# Extrait du texte
4 fév 2020

Alaïa se confronte à Balenciaga dans une exposition au coeur du Marais

Azzedine Alaïa, immense couturier disparu il y a deux ans, réapparaît aux côtés de Balenciaga dont il collectionnait les robes. Un face à face inédit. 

Le visiteur entre dans l’exposition Alaia x Balenciaga comme il entrerait dans un labyrinthe de miroirs. De vastes panneaux de voile tendue tracent un parcours pensé comme une succession de niches encadrées par ces murs transparents. Cet effet d’optique est l’allégorie même de l’exposition : un face à face entre deux créateurs brillants se reflétant l’un dans l’autre à l’infini. Volonté d’Hubert de Givenchy quelques mois après la disparition d’Azzedine Alaïa, la fondation met en perspective le travail des deux couturiers. Un immense espace de création parmi lequel 56 pièces ont été sélectionnées.

 

La naissance d'un collectionneur

 

En 1968, épouvanté par l’avènement de la grande consommation qui met fin à la qualité d’artisan du créateur, Cristóbal Balenciaga ferme les portes de sa maison. Quelques temps plus tard, Madame René, sa plus proche collaboratrice, invite Alaïa, jeune couturier montant, à choisir des tissus parmi les stocks de la maison Balenciaga. Impressionné par la justesse des coupes et la qualité des tissus, le jeune Tunisien achète plusieurs robes. Ce n’est donc pas seulement le créateur qu’il nous est donné d’observer mais également le collectionneur. Alaïa s’entoure peu à peu de robes Vionnet, Schiaparelli, Grès, et toujours Balenciaga, modèle absolu.

Exposition Alaïa et Balenciaga sculpteurs de la forme

Dialogue entre des créations atemporelles 

 

Confrontation des deux couturiers, chaque niche ou presque est pensée comme un vis-à-vis de deux créations. Aucune explication, seulement un petit cartel pour préciser la collection et le tissu. Dans ce décor minimaliste, les robes dialoguent entre elles, rapprochées par leurs épaules exacerbées, leurs tailles étranglées ou leurs décolletés plongeants.

 

L’inspiration du maître espagnol se fait sentir, comme à travers ces deux boléros noirs, l’un signé Balenciaga, riche de passementeries et de pompons face à une seconde veste courte décorée d’une broderie “caviar” de perles et de fils métalliques. Plus de trente années séparent ces deux créations, qui demeurent néanmoins parfaitement atemporelles. Cette conversation créative n’est pas la seule à se faire entendre : le jeu des panels transparents laisse entendre chaque discussion entre visiteurs comme autant de murmures nés de la perfection de ces créations.

# Énoncé a
Relevez toutes les lignes du listing où figure la chaîne "most", puis recopiez-les.

Entrées du jeu de données
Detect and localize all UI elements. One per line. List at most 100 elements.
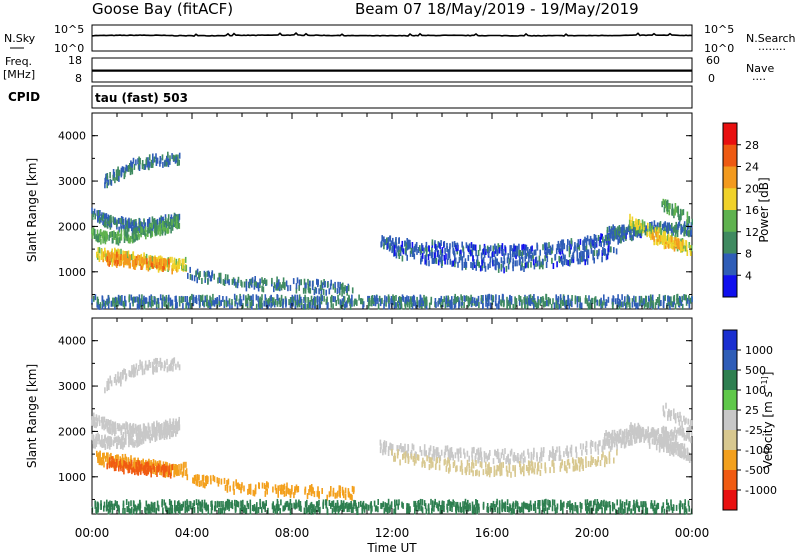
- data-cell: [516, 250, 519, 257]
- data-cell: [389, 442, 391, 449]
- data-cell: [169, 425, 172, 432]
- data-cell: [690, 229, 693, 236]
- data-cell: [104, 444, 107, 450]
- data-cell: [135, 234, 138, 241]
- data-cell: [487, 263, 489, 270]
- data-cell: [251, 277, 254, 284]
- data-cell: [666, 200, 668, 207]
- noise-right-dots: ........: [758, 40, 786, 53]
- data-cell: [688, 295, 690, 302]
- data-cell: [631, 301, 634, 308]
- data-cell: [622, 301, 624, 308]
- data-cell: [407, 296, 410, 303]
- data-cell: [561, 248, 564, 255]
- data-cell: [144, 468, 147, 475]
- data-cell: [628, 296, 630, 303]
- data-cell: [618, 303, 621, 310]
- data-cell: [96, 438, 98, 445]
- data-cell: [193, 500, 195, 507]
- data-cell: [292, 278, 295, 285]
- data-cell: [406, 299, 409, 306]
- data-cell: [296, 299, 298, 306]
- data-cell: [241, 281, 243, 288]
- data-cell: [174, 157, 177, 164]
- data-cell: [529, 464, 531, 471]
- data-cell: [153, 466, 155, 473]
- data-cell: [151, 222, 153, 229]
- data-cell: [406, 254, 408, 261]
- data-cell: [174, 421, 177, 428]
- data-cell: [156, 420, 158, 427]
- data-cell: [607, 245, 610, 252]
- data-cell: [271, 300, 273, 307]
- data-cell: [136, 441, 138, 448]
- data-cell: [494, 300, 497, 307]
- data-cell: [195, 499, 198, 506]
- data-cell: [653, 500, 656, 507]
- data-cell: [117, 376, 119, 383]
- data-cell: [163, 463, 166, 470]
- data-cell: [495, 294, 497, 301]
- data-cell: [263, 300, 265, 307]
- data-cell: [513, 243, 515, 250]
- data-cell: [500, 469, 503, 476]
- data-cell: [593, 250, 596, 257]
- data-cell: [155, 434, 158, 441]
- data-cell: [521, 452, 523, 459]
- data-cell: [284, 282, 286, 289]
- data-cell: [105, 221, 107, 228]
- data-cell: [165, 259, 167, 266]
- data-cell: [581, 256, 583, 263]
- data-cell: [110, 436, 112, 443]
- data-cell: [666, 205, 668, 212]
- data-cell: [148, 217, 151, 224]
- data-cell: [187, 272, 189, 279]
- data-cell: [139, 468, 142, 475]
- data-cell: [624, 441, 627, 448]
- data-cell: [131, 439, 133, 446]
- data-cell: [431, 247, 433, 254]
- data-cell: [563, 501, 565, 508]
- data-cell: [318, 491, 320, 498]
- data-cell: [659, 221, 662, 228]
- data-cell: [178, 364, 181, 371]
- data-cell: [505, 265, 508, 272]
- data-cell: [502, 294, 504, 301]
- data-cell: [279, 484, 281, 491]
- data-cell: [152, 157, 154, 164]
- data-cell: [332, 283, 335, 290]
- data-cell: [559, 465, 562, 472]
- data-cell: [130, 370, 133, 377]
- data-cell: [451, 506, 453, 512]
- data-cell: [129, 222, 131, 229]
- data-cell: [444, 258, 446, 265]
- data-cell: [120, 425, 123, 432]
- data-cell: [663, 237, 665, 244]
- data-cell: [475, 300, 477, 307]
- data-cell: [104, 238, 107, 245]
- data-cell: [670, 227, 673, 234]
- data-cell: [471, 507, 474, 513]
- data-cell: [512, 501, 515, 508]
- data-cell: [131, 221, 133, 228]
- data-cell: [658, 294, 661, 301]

# Énoncé b
Modifiez le passage de l'article sur l'exposition Alaïa et Balenciaga qui s'étend de "Alaïa se confronte" jusqu'à "ont été sélectionnées.". Reproduisez-le en remplaçant "labyrinthe de miroirs" par "dédale de miroirs".

# Réponse attendue a
Detect and localize all UI elements. One per line. List at most 100 elements.

# Réponse attendue b
Alaïa se confronte à Balenciaga dans une exposition au coeur du Marais

Azzedine Alaïa, immense couturier disparu il y a deux ans, réapparaît aux côtés de Balenciaga dont il collectionnait les robes. Un face à face inédit. 

Le visiteur entre dans l’exposition Alaia x Balenciaga comme il entrerait dans un dédale de miroirs. De vastes panneaux de voile tendue tracent un parcours pensé comme une succession de niches encadrées par ces murs transparents. Cet effet d’optique est l’allégorie même de l’exposition : un face à face entre deux créateurs brillants se reflétant l’un dans l’autre à l’infini. Volonté d’Hubert de Givenchy quelques mois après la disparition d’Azzedine Alaïa, la fondation met en perspective le travail des deux couturiers. Un immense espace de création parmi lequel 56 pièces ont été sélectionnées.